* **REQUIREMENTS**
What is needed is an exact copy of the entries below, from the line that contains "Output the text content of this document." through the final line, both included, and nothing else.
===== EXERCISE MATERIAL =====
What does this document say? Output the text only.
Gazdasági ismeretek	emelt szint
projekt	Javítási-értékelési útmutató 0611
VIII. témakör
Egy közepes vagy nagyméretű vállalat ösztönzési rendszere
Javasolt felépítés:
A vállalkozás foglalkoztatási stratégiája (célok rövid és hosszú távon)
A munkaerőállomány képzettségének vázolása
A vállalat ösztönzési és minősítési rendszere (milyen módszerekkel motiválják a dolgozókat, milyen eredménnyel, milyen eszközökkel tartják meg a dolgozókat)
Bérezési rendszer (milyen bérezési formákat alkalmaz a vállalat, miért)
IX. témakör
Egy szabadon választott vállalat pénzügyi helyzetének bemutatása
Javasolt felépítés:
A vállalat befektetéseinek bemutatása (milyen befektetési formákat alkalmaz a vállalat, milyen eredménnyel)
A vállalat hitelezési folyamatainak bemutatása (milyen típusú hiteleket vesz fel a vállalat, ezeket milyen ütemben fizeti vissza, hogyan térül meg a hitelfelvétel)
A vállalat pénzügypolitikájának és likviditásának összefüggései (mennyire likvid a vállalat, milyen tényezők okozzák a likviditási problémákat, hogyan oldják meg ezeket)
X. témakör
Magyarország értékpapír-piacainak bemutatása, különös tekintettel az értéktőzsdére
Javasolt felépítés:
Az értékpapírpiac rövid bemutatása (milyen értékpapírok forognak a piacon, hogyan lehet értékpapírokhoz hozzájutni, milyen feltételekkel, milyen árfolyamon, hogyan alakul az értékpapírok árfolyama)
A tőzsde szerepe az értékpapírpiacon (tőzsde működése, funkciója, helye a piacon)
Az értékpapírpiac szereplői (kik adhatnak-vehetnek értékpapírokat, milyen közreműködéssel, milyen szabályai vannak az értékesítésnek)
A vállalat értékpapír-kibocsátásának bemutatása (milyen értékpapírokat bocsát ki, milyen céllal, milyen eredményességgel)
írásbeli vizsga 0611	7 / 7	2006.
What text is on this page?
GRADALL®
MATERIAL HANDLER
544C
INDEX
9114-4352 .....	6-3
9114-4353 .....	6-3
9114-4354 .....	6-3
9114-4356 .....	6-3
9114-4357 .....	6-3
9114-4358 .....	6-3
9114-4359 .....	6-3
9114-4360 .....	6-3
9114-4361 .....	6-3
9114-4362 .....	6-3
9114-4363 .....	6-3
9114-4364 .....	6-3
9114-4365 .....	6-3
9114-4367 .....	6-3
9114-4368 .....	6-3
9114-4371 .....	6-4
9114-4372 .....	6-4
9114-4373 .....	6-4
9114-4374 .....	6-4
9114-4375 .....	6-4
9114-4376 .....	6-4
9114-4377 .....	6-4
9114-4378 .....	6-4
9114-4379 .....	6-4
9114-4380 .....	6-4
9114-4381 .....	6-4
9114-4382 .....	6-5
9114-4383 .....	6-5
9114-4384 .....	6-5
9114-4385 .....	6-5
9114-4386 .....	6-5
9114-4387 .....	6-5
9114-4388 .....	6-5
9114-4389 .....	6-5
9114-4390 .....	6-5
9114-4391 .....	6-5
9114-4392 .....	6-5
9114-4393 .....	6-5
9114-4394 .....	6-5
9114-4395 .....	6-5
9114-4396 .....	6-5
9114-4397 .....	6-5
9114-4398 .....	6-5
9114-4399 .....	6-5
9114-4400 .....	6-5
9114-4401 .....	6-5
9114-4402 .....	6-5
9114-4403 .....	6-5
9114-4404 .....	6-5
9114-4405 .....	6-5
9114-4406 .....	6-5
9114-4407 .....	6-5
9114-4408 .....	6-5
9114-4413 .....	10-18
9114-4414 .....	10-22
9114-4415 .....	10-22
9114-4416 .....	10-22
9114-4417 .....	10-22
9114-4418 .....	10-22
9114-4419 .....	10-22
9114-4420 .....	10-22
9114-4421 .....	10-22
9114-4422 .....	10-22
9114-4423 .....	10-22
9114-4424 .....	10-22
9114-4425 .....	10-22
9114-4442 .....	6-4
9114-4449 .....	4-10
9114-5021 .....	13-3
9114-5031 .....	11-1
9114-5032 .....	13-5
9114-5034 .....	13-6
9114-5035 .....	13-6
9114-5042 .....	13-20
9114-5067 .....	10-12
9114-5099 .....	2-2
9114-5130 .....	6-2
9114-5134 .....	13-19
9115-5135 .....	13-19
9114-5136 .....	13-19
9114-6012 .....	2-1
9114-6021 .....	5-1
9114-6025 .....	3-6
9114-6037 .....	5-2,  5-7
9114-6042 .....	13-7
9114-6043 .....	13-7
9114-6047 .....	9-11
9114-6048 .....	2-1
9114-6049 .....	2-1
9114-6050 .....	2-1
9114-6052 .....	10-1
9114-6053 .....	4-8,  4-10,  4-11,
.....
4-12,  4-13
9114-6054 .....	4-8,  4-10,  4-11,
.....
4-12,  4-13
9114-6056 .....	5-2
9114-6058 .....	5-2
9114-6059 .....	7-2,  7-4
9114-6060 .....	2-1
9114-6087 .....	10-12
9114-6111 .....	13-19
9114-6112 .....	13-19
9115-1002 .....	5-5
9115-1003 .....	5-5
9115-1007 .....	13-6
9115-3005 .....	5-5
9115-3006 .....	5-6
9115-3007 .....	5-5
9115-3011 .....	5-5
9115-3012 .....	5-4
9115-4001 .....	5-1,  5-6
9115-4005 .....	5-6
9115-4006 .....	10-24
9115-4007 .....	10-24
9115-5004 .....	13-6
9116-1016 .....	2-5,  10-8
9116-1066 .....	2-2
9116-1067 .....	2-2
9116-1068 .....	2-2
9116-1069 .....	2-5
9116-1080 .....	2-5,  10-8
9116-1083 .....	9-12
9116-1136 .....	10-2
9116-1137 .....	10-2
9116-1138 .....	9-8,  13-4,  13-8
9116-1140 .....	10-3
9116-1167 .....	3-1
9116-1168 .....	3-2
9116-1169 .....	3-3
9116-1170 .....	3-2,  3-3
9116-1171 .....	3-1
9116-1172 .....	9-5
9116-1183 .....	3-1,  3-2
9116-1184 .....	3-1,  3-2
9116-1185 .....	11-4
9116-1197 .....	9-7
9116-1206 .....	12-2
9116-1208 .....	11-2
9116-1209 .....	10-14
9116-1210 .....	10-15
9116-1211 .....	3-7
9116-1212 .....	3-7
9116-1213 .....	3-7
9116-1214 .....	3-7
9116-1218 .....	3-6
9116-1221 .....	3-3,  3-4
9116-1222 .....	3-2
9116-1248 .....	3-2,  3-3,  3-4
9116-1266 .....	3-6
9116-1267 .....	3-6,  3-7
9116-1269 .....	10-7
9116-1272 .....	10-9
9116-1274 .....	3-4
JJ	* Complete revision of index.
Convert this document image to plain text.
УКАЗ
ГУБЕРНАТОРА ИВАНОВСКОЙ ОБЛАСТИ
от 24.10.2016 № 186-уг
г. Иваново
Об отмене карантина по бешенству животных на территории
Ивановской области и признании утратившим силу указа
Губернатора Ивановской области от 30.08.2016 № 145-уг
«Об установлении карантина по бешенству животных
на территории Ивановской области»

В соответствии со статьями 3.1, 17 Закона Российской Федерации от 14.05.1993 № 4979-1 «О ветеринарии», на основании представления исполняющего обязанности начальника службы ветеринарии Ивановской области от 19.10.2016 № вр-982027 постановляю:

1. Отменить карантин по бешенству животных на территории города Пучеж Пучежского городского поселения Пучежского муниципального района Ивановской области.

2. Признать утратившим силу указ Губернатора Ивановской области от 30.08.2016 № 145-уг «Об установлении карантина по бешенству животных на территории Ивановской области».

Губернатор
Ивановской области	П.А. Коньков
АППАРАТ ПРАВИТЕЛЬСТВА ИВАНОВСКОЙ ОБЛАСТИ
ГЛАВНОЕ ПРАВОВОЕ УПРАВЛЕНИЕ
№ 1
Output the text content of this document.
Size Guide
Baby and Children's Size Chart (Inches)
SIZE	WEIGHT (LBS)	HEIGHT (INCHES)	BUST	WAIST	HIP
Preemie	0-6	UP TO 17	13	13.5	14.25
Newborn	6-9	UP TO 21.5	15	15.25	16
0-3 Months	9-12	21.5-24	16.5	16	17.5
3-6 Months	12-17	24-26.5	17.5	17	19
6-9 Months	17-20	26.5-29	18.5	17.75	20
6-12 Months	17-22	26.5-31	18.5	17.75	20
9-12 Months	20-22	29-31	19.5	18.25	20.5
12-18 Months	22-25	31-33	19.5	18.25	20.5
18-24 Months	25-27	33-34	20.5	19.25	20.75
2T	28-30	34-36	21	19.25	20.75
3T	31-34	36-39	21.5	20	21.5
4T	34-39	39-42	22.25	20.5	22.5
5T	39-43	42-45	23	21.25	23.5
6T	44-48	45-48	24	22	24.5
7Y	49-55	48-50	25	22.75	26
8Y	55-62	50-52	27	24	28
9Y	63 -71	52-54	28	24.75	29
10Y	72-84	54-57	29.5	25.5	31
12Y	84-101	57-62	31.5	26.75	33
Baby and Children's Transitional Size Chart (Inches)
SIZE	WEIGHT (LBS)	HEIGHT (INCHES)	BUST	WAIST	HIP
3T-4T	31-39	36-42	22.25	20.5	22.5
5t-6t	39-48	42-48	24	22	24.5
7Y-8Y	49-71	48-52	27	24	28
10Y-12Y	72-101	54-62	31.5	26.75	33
=====
* **FINAL RESULT**
Output the text content of this document.
Size Guide
Baby and Children's Size Chart (Inches)
SIZE	WEIGHT (LBS)	HEIGHT (INCHES)	BUST	WAIST	HIP
Preemie	0-6	UP TO 17	13	13.5	14.25
Newborn	6-9	UP TO 21.5	15	15.25	16
0-3 Months	9-12	21.5-24	16.5	16	17.5
3-6 Months	12-17	24-26.5	17.5	17	19
6-9 Months	17-20	26.5-29	18.5	17.75	20
6-12 Months	17-22	26.5-31	18.5	17.75	20
9-12 Months	20-22	29-31	19.5	18.25	20.5
12-18 Months	22-25	31-33	19.5	18.25	20.5
18-24 Months	25-27	33-34	20.5	19.25	20.75
2T	28-30	34-36	21	19.25	20.75
3T	31-34	36-39	21.5	20	21.5
4T	34-39	39-42	22.25	20.5	22.5
5T	39-43	42-45	23	21.25	23.5
6T	44-48	45-48	24	22	24.5
7Y	49-55	48-50	25	22.75	26
8Y	55-62	50-52	27	24	28
9Y	63 -71	52-54	28	24.75	29
10Y	72-84	54-57	29.5	25.5	31
12Y	84-101	57-62	31.5	26.75	33
Baby and Children's Transitional Size Chart (Inches)
SIZE	WEIGHT (LBS)	HEIGHT (INCHES)	BUST	WAIST	HIP
3T-4T	31-39	36-42	22.25	20.5	22.5
5t-6t	39-48	42-48	24	22	24.5
7Y-8Y	49-71	48-52	27	24	28
10Y-12Y	72-101	54-62	31.5	26.75	33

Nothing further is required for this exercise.